Dataset items:
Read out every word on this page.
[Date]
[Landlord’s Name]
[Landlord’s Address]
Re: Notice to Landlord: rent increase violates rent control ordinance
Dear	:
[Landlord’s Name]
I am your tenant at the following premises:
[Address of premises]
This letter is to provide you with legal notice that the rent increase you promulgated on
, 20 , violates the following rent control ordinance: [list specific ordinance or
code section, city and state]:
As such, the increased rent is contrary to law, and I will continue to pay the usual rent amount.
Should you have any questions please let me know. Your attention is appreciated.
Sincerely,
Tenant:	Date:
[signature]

--

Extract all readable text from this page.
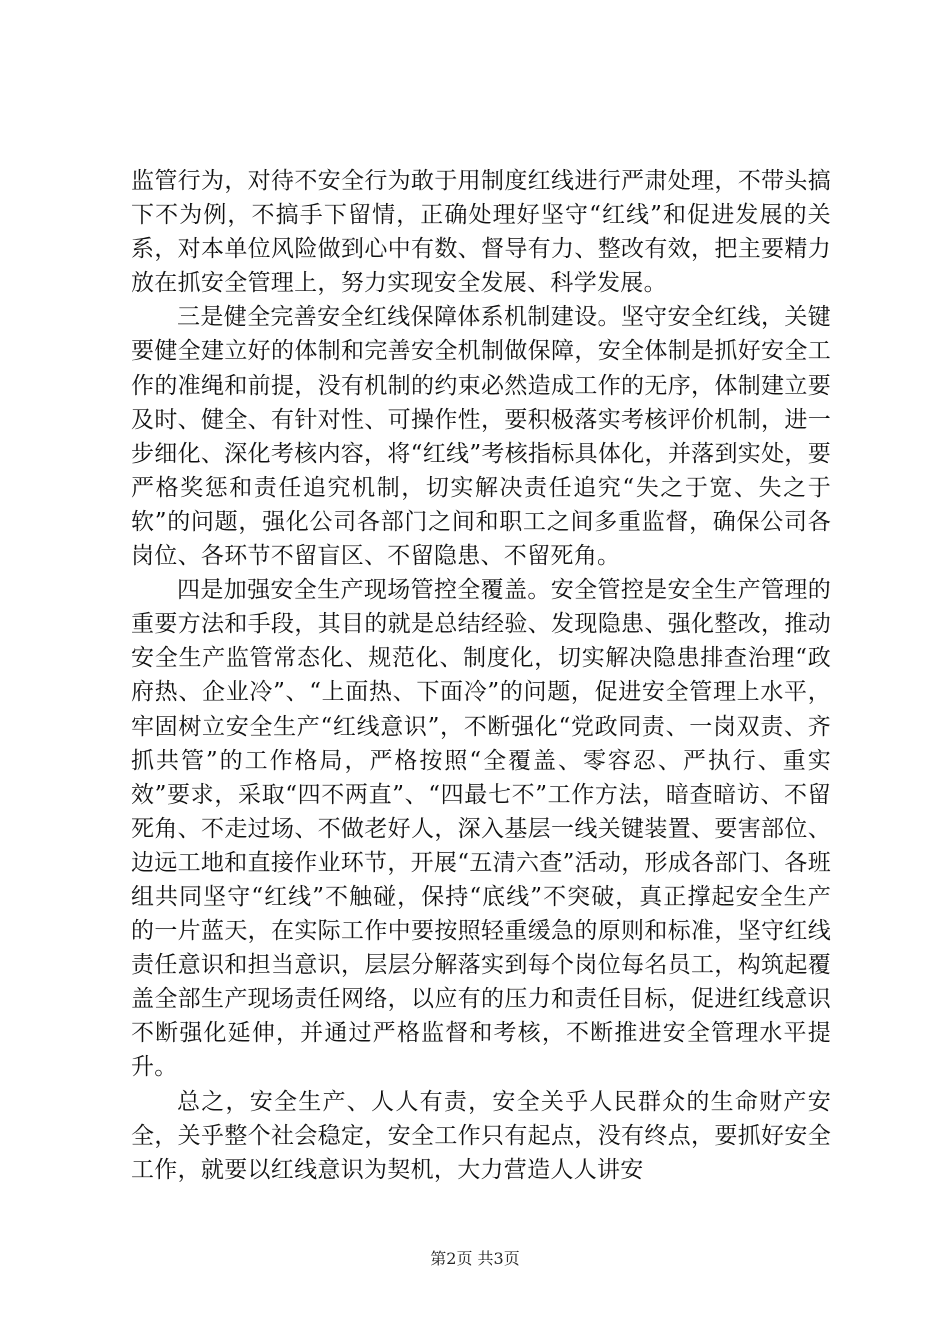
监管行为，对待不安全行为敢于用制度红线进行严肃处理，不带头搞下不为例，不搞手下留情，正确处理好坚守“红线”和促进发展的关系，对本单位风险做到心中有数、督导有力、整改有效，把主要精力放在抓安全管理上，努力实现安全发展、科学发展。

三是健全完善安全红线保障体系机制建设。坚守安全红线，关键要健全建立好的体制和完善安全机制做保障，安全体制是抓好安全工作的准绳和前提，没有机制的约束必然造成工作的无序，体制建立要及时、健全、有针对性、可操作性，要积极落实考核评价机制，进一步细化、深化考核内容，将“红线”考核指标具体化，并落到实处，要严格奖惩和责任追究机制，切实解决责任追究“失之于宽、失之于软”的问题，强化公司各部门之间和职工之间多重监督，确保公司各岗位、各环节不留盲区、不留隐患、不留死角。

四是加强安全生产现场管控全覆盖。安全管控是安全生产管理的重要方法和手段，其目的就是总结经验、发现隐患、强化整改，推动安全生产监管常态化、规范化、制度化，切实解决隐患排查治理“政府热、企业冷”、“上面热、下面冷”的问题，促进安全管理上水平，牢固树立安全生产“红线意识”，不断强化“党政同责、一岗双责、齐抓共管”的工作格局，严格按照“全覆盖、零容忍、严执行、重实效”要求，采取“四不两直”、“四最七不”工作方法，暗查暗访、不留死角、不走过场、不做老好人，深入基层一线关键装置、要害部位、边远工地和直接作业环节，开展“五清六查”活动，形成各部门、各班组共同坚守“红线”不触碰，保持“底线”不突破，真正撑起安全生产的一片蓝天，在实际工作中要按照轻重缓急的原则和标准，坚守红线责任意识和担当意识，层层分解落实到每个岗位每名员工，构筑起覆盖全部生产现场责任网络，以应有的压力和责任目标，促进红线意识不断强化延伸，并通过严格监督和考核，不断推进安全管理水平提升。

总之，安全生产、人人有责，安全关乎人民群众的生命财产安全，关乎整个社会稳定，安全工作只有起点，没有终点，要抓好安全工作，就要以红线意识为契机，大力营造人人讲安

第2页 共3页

EXERCISE:
Using the entries above, return each line in which the word "following" occurs.

TASK SOLUTION:
I am your tenant at the following premises:
, 20 , violates the following rent control ordinance: [list specific ordinance or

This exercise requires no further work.